--- PROVIDED ENTRIES ---

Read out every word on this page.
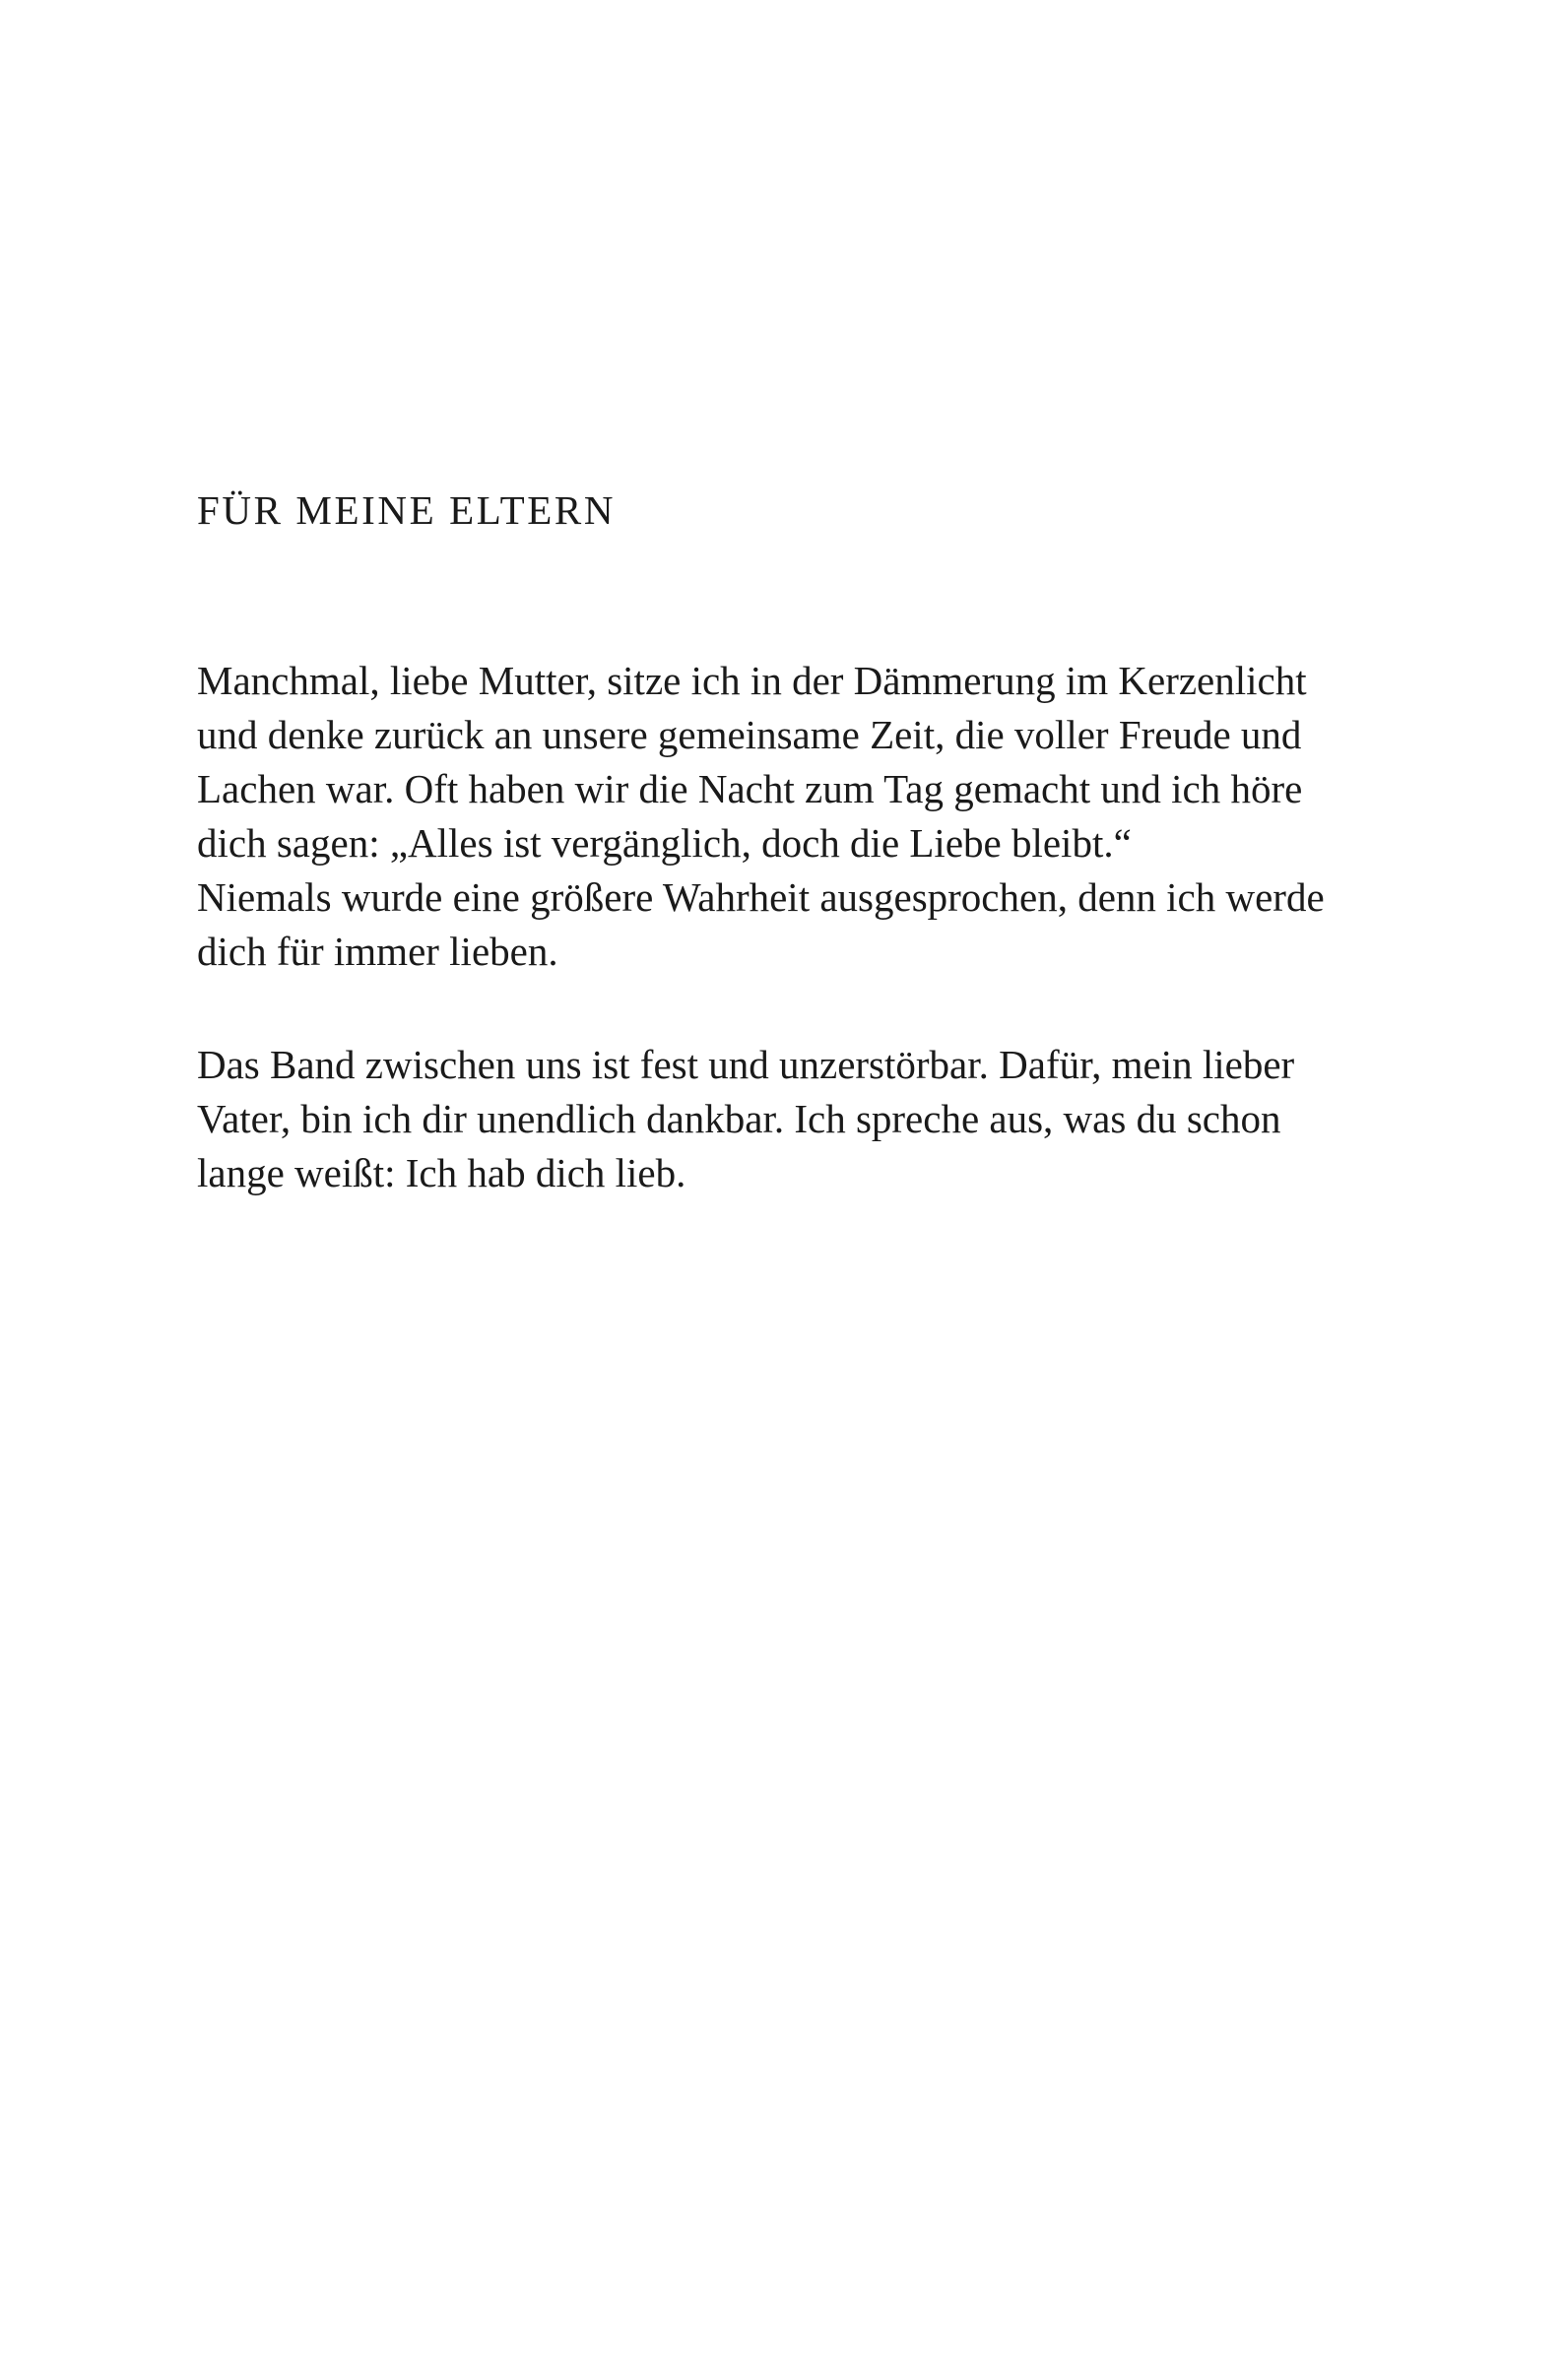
FÜR MEINE ELTERN

Manchmal, liebe Mutter, sitze ich in der Dämmerung im Kerzenlicht
und denke zurück an unsere gemeinsame Zeit, die voller Freude und
Lachen war. Oft haben wir die Nacht zum Tag gemacht und ich höre
dich sagen: „Alles ist vergänglich, doch die Liebe bleibt.“
Niemals wurde eine größere Wahrheit ausgesprochen, denn ich werde
dich für immer lieben.

Das Band zwischen uns ist fest und unzerstörbar. Dafür, mein lieber
Vater, bin ich dir unendlich dankbar. Ich spreche aus, was du schon
lange weißt: Ich hab dich lieb.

---

◆ GIVEN INSTRUCTION:
Transcribe all the lines above exactly, apart from the pictures.

◆ OUTPUT BELOW:
Read out every word on this page.
FÜR MEINE ELTERN

Manchmal, liebe Mutter, sitze ich in der Dämmerung im Kerzenlicht
und denke zurück an unsere gemeinsame Zeit, die voller Freude und
Lachen war. Oft haben wir die Nacht zum Tag gemacht und ich höre
dich sagen: „Alles ist vergänglich, doch die Liebe bleibt.“
Niemals wurde eine größere Wahrheit ausgesprochen, denn ich werde
dich für immer lieben.

Das Band zwischen uns ist fest und unzerstörbar. Dafür, mein lieber
Vater, bin ich dir unendlich dankbar. Ich spreche aus, was du schon
lange weißt: Ich hab dich lieb.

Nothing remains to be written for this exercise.